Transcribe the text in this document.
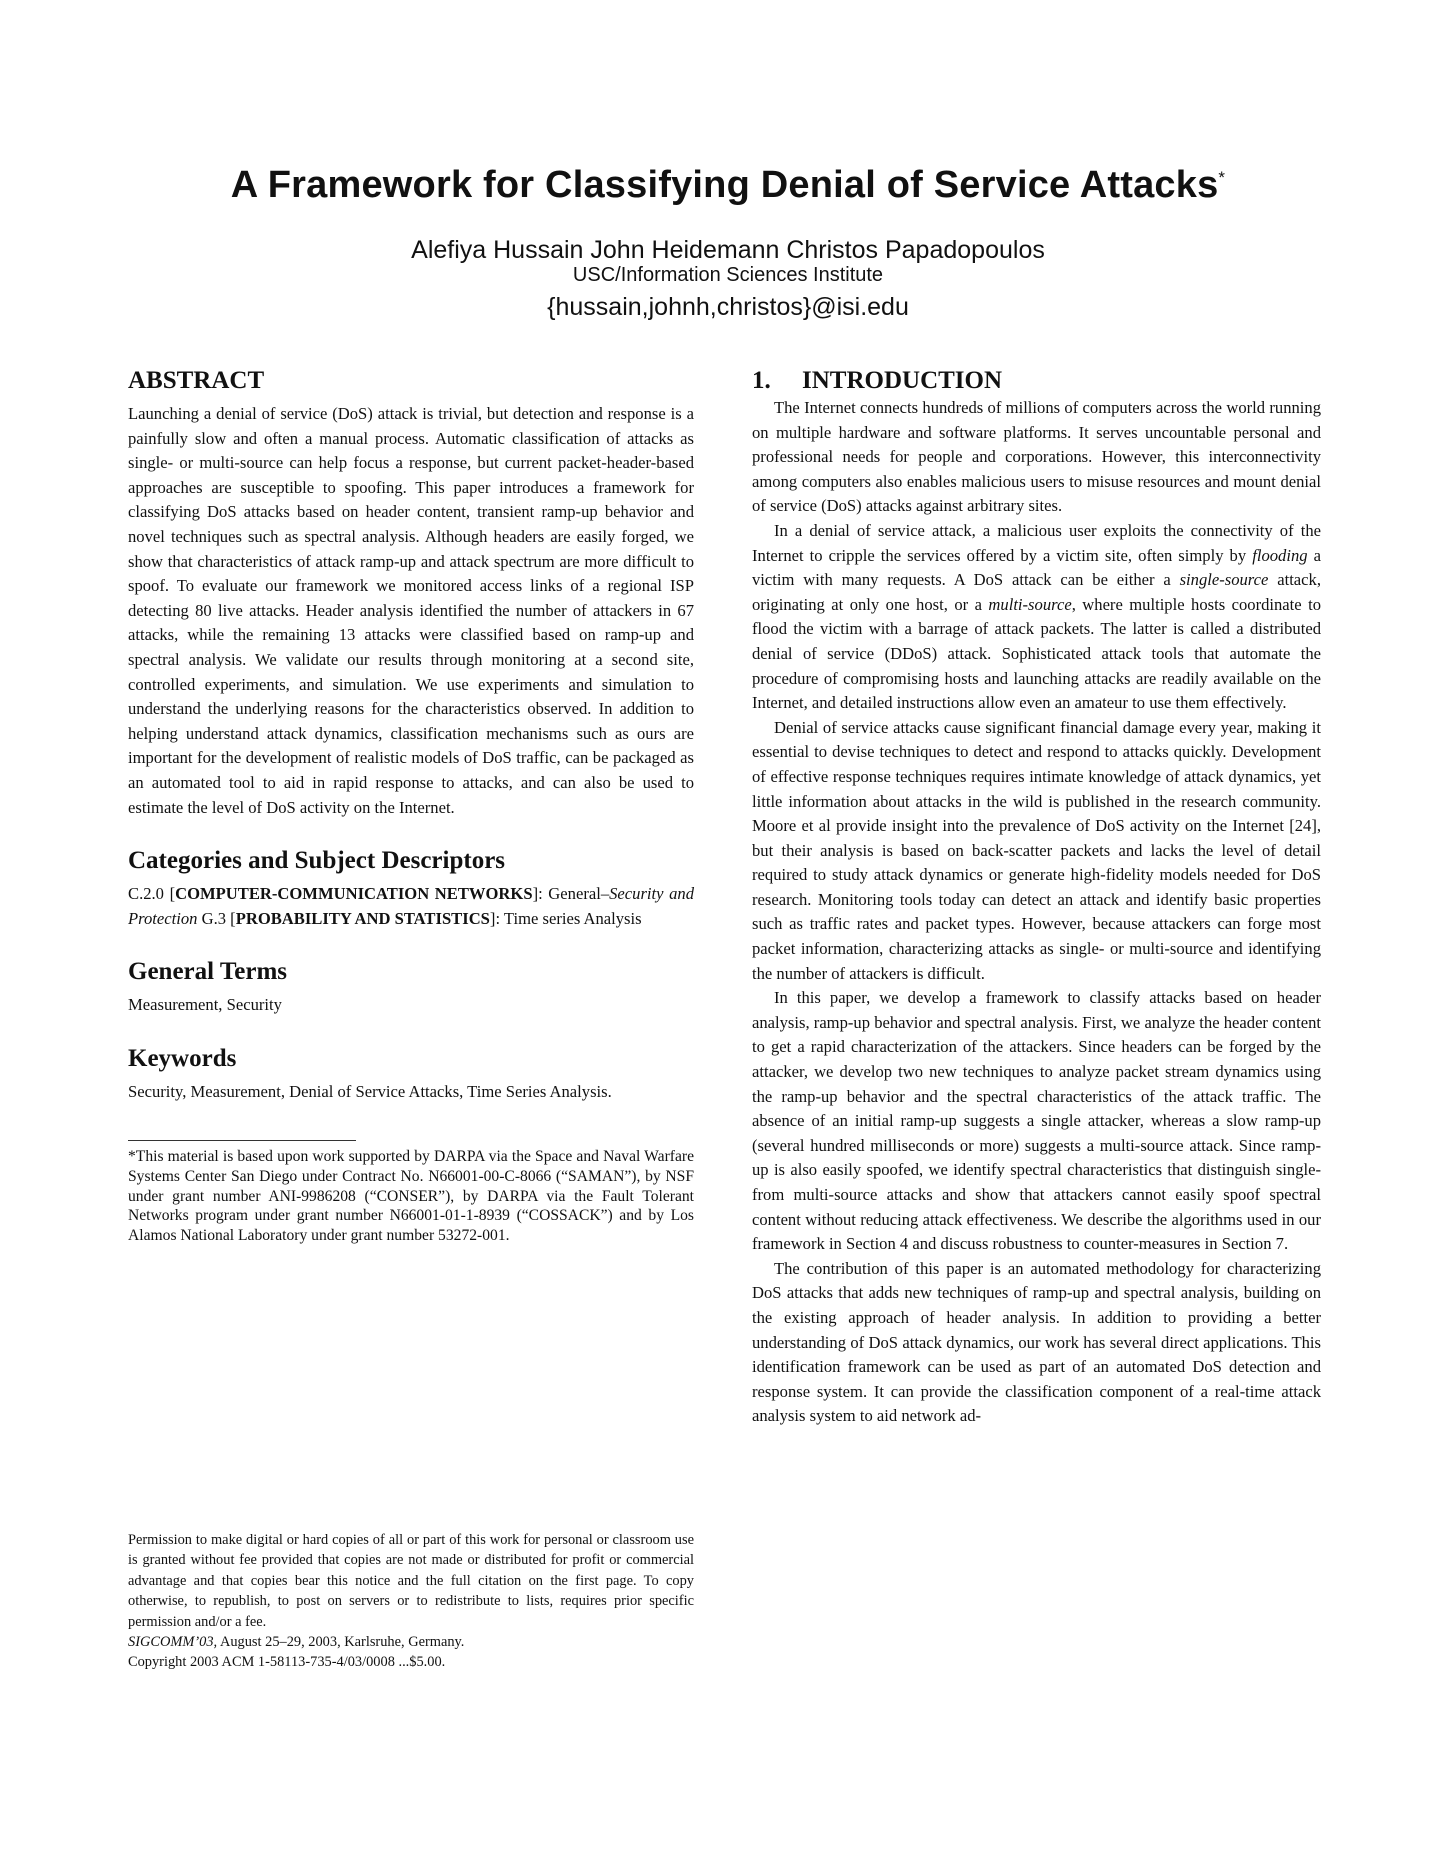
A Framework for Classifying Denial of Service Attacks*
Alefiya Hussain John Heidemann Christos Papadopoulos
USC/Information Sciences Institute
{hussain,johnh,christos}@isi.edu
ABSTRACT

Launching a denial of service (DoS) attack is trivial, but detection and response is a painfully slow and often a manual process. Automatic classification of attacks as single- or multi-source can help focus a response, but current packet-header-based approaches are susceptible to spoofing. This paper introduces a framework for classifying DoS attacks based on header content, transient ramp-up behavior and novel techniques such as spectral analysis. Although headers are easily forged, we show that characteristics of attack ramp-up and attack spectrum are more difficult to spoof. To evaluate our framework we monitored access links of a regional ISP detecting 80 live attacks. Header analysis identified the number of attackers in 67 attacks, while the remaining 13 attacks were classified based on ramp-up and spectral analysis. We validate our results through monitoring at a second site, controlled experiments, and simulation. We use experiments and simulation to understand the underlying reasons for the characteristics observed. In addition to helping understand attack dynamics, classification mechanisms such as ours are important for the development of realistic models of DoS traffic, can be packaged as an automated tool to aid in rapid response to attacks, and can also be used to estimate the level of DoS activity on the Internet.

Categories and Subject Descriptors

C.2.0 [COMPUTER-COMMUNICATION NETWORKS]: General–Security and Protection G.3 [PROBABILITY AND STATISTICS]: Time series Analysis

General Terms

Measurement, Security

Keywords

Security, Measurement, Denial of Service Attacks, Time Series Analysis.

*This material is based upon work supported by DARPA via the Space and Naval Warfare Systems Center San Diego under Contract No. N66001-00-C-8066 (“SAMAN”), by NSF under grant number ANI-9986208 (“CONSER”), by DARPA via the Fault Tolerant Networks program under grant number N66001-01-1-8939 (“COSSACK”) and by Los Alamos National Laboratory under grant number 53272-001.

Permission to make digital or hard copies of all or part of this work for personal or classroom use is granted without fee provided that copies are not made or distributed for profit or commercial advantage and that copies bear this notice and the full citation on the first page. To copy otherwise, to republish, to post on servers or to redistribute to lists, requires prior specific permission and/or a fee.
SIGCOMM’03, August 25–29, 2003, Karlsruhe, Germany.
Copyright 2003 ACM 1-58113-735-4/03/0008 ...$5.00.
1. INTRODUCTION

The Internet connects hundreds of millions of computers across the world running on multiple hardware and software platforms. It serves uncountable personal and professional needs for people and corporations. However, this interconnectivity among computers also enables malicious users to misuse resources and mount denial of service (DoS) attacks against arbitrary sites.

In a denial of service attack, a malicious user exploits the connectivity of the Internet to cripple the services offered by a victim site, often simply by flooding a victim with many requests. A DoS attack can be either a single-source attack, originating at only one host, or a multi-source, where multiple hosts coordinate to flood the victim with a barrage of attack packets. The latter is called a distributed denial of service (DDoS) attack. Sophisticated attack tools that automate the procedure of compromising hosts and launching attacks are readily available on the Internet, and detailed instructions allow even an amateur to use them effectively.

Denial of service attacks cause significant financial damage every year, making it essential to devise techniques to detect and respond to attacks quickly. Development of effective response techniques requires intimate knowledge of attack dynamics, yet little information about attacks in the wild is published in the research community. Moore et al provide insight into the prevalence of DoS activity on the Internet [24], but their analysis is based on back-scatter packets and lacks the level of detail required to study attack dynamics or generate high-fidelity models needed for DoS research. Monitoring tools today can detect an attack and identify basic properties such as traffic rates and packet types. However, because attackers can forge most packet information, characterizing attacks as single- or multi-source and identifying the number of attackers is difficult.

In this paper, we develop a framework to classify attacks based on header analysis, ramp-up behavior and spectral analysis. First, we analyze the header content to get a rapid characterization of the attackers. Since headers can be forged by the attacker, we develop two new techniques to analyze packet stream dynamics using the ramp-up behavior and the spectral characteristics of the attack traffic. The absence of an initial ramp-up suggests a single attacker, whereas a slow ramp-up (several hundred milliseconds or more) suggests a multi-source attack. Since ramp-up is also easily spoofed, we identify spectral characteristics that distinguish single- from multi-source attacks and show that attackers cannot easily spoof spectral content without reducing attack effectiveness. We describe the algorithms used in our framework in Section 4 and discuss robustness to counter-measures in Section 7.

The contribution of this paper is an automated methodology for characterizing DoS attacks that adds new techniques of ramp-up and spectral analysis, building on the existing approach of header analysis. In addition to providing a better understanding of DoS attack dynamics, our work has several direct applications. This identification framework can be used as part of an automated DoS detection and response system. It can provide the classification component of a real-time attack analysis system to aid network ad-
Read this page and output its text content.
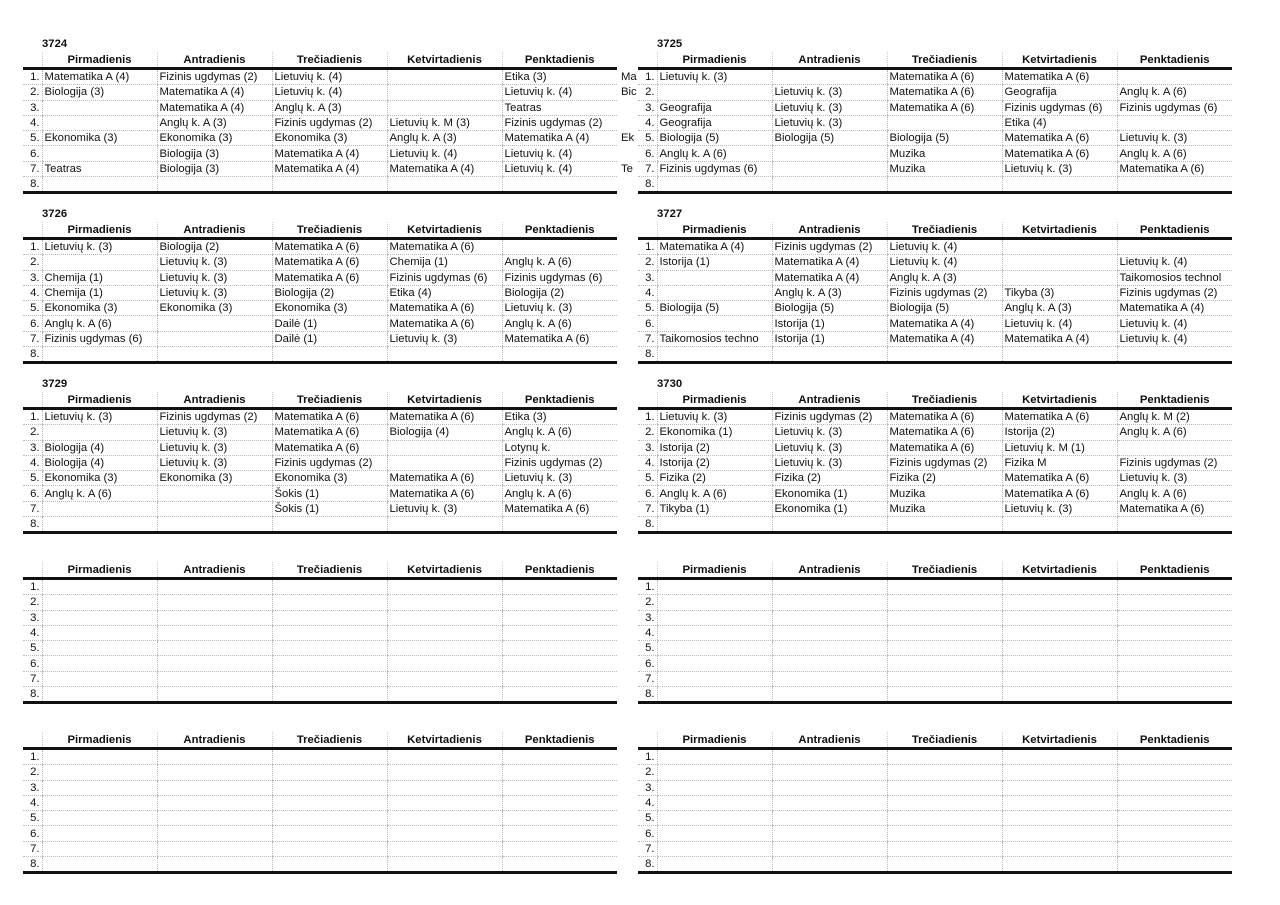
3724
	Pirmadienis	Antradienis	Trečiadienis	Ketvirtadienis	Penktadienis	
1.	Matematika A (4)	Fizinis ugdymas (2)	Lietuvių k. (4)		Etika (3)	Ma
2.	Biologija (3)	Matematika A (4)	Lietuvių k. (4)		Lietuvių k. (4)	Bic
3.		Matematika A (4)	Anglų k. A (3)		Teatras	
4.		Anglų k. A (3)	Fizinis ugdymas (2)	Lietuvių k. M (3)	Fizinis ugdymas (2)	
5.	Ekonomika (3)	Ekonomika (3)	Ekonomika (3)	Anglų k. A (3)	Matematika A (4)	Ek
6.		Biologija (3)	Matematika A (4)	Lietuvių k. (4)	Lietuvių k. (4)	
7.	Teatras	Biologija (3)	Matematika A (4)	Matematika A (4)	Lietuvių k. (4)	Te
8.						
3725
	Pirmadienis	Antradienis	Trečiadienis	Ketvirtadienis	Penktadienis
1.	Lietuvių k. (3)		Matematika A (6)	Matematika A (6)	
2.		Lietuvių k. (3)	Matematika A (6)	Geografija	Anglų k. A (6)
3.	Geografija	Lietuvių k. (3)	Matematika A (6)	Fizinis ugdymas (6)	Fizinis ugdymas (6)
4.	Geografija	Lietuvių k. (3)		Etika (4)	
5.	Biologija (5)	Biologija (5)	Biologija (5)	Matematika A (6)	Lietuvių k. (3)
6.	Anglų k. A (6)		Muzika	Matematika A (6)	Anglų k. A (6)
7.	Fizinis ugdymas (6)		Muzika	Lietuvių k. (3)	Matematika A (6)
8.					
3726
	Pirmadienis	Antradienis	Trečiadienis	Ketvirtadienis	Penktadienis
1.	Lietuvių k. (3)	Biologija (2)	Matematika A (6)	Matematika A (6)	
2.		Lietuvių k. (3)	Matematika A (6)	Chemija (1)	Anglų k. A (6)
3.	Chemija (1)	Lietuvių k. (3)	Matematika A (6)	Fizinis ugdymas (6)	Fizinis ugdymas (6)
4.	Chemija (1)	Lietuvių k. (3)	Biologija (2)	Etika (4)	Biologija (2)
5.	Ekonomika (3)	Ekonomika (3)	Ekonomika (3)	Matematika A (6)	Lietuvių k. (3)
6.	Anglų k. A (6)		Dailė (1)	Matematika A (6)	Anglų k. A (6)
7.	Fizinis ugdymas (6)		Dailė (1)	Lietuvių k. (3)	Matematika A (6)
8.					
3727
	Pirmadienis	Antradienis	Trečiadienis	Ketvirtadienis	Penktadienis
1.	Matematika A (4)	Fizinis ugdymas (2)	Lietuvių k. (4)		
2.	Istorija (1)	Matematika A (4)	Lietuvių k. (4)		Lietuvių k. (4)
3.		Matematika A (4)	Anglų k. A (3)		Taikomosios technol
4.		Anglų k. A (3)	Fizinis ugdymas (2)	Tikyba (3)	Fizinis ugdymas (2)
5.	Biologija (5)	Biologija (5)	Biologija (5)	Anglų k. A (3)	Matematika A (4)
6.		Istorija (1)	Matematika A (4)	Lietuvių k. (4)	Lietuvių k. (4)
7.	Taikomosios techno	Istorija (1)	Matematika A (4)	Matematika A (4)	Lietuvių k. (4)
8.					
3729
	Pirmadienis	Antradienis	Trečiadienis	Ketvirtadienis	Penktadienis
1.	Lietuvių k. (3)	Fizinis ugdymas (2)	Matematika A (6)	Matematika A (6)	Etika (3)
2.		Lietuvių k. (3)	Matematika A (6)	Biologija (4)	Anglų k. A (6)
3.	Biologija (4)	Lietuvių k. (3)	Matematika A (6)		Lotynų k.
4.	Biologija (4)	Lietuvių k. (3)	Fizinis ugdymas (2)		Fizinis ugdymas (2)
5.	Ekonomika (3)	Ekonomika (3)	Ekonomika (3)	Matematika A (6)	Lietuvių k. (3)
6.	Anglų k. A (6)		Šokis (1)	Matematika A (6)	Anglų k. A (6)
7.			Šokis (1)	Lietuvių k. (3)	Matematika A (6)
8.					
3730
	Pirmadienis	Antradienis	Trečiadienis	Ketvirtadienis	Penktadienis
1.	Lietuvių k. (3)	Fizinis ugdymas (2)	Matematika A (6)	Matematika A (6)	Anglų k. M (2)
2.	Ekonomika (1)	Lietuvių k. (3)	Matematika A (6)	Istorija (2)	Anglų k. A (6)
3.	Istorija (2)	Lietuvių k. (3)	Matematika A (6)	Lietuvių k. M (1)	
4.	Istorija (2)	Lietuvių k. (3)	Fizinis ugdymas (2)	Fizika M	Fizinis ugdymas (2)
5.	Fizika (2)	Fizika (2)	Fizika (2)	Matematika A (6)	Lietuvių k. (3)
6.	Anglų k. A (6)	Ekonomika (1)	Muzika	Matematika A (6)	Anglų k. A (6)
7.	Tikyba (1)	Ekonomika (1)	Muzika	Lietuvių k. (3)	Matematika A (6)
8.					
	Pirmadienis	Antradienis	Trečiadienis	Ketvirtadienis	Penktadienis
1.					
2.					
3.					
4.					
5.					
6.					
7.					
8.					
	Pirmadienis	Antradienis	Trečiadienis	Ketvirtadienis	Penktadienis
1.					
2.					
3.					
4.					
5.					
6.					
7.					
8.					
	Pirmadienis	Antradienis	Trečiadienis	Ketvirtadienis	Penktadienis
1.					
2.					
3.					
4.					
5.					
6.					
7.					
8.					
	Pirmadienis	Antradienis	Trečiadienis	Ketvirtadienis	Penktadienis
1.					
2.					
3.					
4.					
5.					
6.					
7.					
8.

▶ **WHAT IS REQUIRED**
Look over the listing. Pull out every line with the string "Dailė" in it.

▶ **OUTPUT FOR THIS TASK**
6.	Anglų k. A (6)		Dailė (1)	Matematika A (6)	Anglų k. A (6)
7.	Fizinis ugdymas (6)		Dailė (1)	Lietuvių k. (3)	Matematika A (6)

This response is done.